Work to do:
Note each line where "mouth" appears, and copy it.

* Start *

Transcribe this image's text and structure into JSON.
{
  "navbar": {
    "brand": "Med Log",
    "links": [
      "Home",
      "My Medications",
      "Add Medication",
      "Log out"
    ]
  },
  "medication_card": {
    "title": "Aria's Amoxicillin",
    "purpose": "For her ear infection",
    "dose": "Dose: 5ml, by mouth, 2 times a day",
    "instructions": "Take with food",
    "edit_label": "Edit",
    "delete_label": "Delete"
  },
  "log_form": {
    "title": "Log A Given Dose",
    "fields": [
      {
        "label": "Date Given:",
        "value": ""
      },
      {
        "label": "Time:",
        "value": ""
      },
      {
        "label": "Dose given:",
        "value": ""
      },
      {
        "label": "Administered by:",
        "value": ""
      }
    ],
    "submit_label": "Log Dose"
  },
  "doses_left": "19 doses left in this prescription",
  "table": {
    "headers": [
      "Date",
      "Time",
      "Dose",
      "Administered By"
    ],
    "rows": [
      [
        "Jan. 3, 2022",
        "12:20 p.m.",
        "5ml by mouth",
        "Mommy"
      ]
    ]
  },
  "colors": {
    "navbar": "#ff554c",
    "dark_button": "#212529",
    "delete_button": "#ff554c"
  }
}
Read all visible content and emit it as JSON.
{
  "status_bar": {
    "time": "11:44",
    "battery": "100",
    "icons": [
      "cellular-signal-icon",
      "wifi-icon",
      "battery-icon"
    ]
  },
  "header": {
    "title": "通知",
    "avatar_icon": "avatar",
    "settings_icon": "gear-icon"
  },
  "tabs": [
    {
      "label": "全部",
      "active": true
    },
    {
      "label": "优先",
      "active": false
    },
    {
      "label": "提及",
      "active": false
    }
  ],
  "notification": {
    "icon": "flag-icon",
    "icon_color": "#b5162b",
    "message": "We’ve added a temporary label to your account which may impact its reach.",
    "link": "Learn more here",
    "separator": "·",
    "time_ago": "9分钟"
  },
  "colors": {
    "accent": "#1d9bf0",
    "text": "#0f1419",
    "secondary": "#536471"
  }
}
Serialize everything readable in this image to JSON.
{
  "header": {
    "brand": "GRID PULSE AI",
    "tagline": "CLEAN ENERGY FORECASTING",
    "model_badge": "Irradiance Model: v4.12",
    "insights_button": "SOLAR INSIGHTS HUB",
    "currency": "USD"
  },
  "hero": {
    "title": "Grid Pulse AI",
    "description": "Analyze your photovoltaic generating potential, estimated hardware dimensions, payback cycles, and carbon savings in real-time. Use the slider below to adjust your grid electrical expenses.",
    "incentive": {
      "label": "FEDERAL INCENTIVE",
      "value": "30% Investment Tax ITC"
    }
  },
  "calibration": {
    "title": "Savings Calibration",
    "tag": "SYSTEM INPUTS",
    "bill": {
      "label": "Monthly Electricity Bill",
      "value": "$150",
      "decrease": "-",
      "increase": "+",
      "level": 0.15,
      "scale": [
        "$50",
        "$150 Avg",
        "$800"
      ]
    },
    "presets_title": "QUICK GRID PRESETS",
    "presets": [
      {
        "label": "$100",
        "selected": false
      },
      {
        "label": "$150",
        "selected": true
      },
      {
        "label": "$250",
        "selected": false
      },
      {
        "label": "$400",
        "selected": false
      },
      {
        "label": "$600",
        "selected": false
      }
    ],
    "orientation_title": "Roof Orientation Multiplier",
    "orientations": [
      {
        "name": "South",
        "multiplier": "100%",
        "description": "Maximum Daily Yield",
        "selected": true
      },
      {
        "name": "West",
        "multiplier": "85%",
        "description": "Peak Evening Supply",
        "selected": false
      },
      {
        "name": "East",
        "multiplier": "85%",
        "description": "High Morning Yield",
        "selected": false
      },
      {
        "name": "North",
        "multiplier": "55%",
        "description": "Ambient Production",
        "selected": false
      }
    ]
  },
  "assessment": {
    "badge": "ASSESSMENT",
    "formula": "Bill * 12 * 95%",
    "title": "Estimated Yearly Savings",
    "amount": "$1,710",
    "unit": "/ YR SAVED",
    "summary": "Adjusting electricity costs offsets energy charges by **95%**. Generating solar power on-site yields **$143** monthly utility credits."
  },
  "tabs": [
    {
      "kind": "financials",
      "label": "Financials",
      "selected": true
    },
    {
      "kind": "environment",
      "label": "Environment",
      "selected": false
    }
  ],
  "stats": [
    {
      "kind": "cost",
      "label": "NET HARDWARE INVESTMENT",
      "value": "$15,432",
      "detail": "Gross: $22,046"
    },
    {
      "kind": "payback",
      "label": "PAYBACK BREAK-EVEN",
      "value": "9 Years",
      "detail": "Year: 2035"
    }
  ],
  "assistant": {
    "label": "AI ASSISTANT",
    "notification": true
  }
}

* End *

Task solution:
    "dose": "Dose: 5ml, by mouth, 2 times a day",
        "5ml by mouth",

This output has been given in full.